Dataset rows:
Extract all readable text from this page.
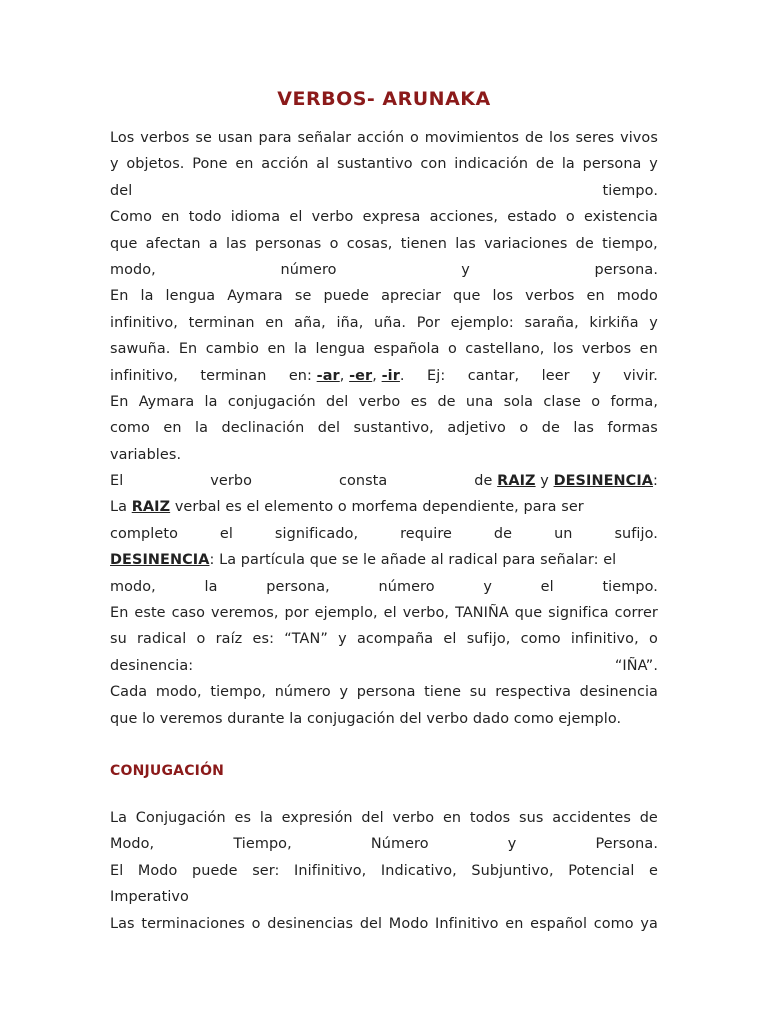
VERBOS- ARUNAKA
Los verbos se usan para señalar acción o movimientos de los seres vivos
y objetos. Pone en acción al sustantivo con indicación de la persona y
del	tiempo.
Como en todo idioma el verbo expresa acciones, estado o existencia
que afectan a las personas o cosas, tienen las variaciones de tiempo,
modo,	número	y	persona.
En la lengua Aymara se puede apreciar que los verbos en modo
infinitivo, terminan en aña, iña, uña. Por ejemplo: saraña, kirkiña y
sawuña. En cambio en la lengua española o castellano, los verbos en
infinitivo, terminan en: -ar, -er, -ir. Ej: cantar, leer y vivir.
En Aymara la conjugación del verbo es de una sola clase o forma,
como en la declinación del sustantivo, adjetivo o de las formas
variables.
El	verbo	consta	de RAIZ y DESINENCIA:
La RAIZ verbal es el elemento o morfema dependiente, para ser
completo	el	significado,	require	de	un	sufijo.
DESINENCIA: La partícula que se le añade al radical para señalar: el
modo,	la	persona,	número	y	el	tiempo.
En este caso veremos, por ejemplo, el verbo, TANIÑA que significa correr
su radical o raíz es: “TAN” y acompaña el sufijo, como infinitivo, o
desinencia:	“IÑA”.
Cada modo, tiempo, número y persona tiene su respectiva desinencia
que lo veremos durante la conjugación del verbo dado como ejemplo.
CONJUGACIÓN
La Conjugación es la expresión del verbo en todos sus accidentes de
Modo,	Tiempo,	Número	y	Persona.
El Modo puede ser: Inifinitivo, Indicativo, Subjuntivo, Potencial e
Imperativo
Las terminaciones o desinencias del Modo Infinitivo en español como ya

◆ Task to carry out
In the records above, collect each line with "radical".

◆ Full solution
DESINENCIA: La partícula que se le añade al radical para señalar: el
su radical o raíz es: “TAN” y acompaña el sufijo, como infinitivo, o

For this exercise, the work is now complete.